> **Work required**
Show each line from the listing that includes the word "xlabel".

> **Data for processing**
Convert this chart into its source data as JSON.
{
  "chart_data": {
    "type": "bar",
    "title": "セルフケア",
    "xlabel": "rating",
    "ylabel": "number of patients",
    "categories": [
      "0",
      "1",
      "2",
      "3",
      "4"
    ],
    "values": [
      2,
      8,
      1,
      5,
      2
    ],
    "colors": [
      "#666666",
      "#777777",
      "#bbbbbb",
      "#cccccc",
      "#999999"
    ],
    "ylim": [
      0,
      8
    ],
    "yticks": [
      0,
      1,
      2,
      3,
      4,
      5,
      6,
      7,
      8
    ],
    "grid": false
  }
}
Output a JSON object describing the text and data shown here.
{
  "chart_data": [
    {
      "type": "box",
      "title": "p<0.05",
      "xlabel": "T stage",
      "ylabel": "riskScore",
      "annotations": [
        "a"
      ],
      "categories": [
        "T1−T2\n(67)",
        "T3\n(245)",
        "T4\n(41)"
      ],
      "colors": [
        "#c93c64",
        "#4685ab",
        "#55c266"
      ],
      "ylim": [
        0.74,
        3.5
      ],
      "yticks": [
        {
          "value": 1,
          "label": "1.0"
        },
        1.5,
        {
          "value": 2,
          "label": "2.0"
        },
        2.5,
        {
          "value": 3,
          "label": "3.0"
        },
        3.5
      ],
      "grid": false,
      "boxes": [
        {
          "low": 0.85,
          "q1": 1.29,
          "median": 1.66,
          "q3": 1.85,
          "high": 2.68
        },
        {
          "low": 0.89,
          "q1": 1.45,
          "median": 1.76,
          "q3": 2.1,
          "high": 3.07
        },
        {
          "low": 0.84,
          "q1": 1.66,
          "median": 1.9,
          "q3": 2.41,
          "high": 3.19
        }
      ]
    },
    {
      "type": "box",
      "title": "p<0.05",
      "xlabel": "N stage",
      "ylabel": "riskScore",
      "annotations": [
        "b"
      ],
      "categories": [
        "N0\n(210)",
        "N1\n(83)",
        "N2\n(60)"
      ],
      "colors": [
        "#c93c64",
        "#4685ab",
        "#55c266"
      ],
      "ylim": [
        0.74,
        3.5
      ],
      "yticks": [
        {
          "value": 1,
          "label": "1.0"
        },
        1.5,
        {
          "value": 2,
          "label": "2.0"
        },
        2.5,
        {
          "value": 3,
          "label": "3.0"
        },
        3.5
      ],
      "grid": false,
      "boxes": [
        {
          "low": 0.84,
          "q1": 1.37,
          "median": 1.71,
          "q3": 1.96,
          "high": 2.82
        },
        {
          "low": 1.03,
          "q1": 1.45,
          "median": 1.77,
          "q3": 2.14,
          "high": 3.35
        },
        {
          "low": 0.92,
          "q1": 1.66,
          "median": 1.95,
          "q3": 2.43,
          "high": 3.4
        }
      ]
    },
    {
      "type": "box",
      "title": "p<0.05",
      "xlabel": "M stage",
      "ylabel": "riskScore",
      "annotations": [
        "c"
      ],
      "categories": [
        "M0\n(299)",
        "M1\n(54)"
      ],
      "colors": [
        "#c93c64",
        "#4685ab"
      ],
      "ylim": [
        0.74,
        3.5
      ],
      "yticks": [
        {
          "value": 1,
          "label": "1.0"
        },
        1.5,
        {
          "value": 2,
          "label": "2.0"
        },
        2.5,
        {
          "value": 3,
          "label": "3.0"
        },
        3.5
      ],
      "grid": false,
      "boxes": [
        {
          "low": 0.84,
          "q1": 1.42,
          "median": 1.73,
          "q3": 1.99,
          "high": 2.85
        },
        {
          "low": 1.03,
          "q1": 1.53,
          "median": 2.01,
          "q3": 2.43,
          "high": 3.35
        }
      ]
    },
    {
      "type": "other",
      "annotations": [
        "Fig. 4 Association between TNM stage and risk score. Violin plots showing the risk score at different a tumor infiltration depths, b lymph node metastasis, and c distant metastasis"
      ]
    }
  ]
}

> **Result of this task**
    "xlabel": "rating",
      "xlabel": "T stage",
      "xlabel": "N stage",
      "xlabel": "M stage",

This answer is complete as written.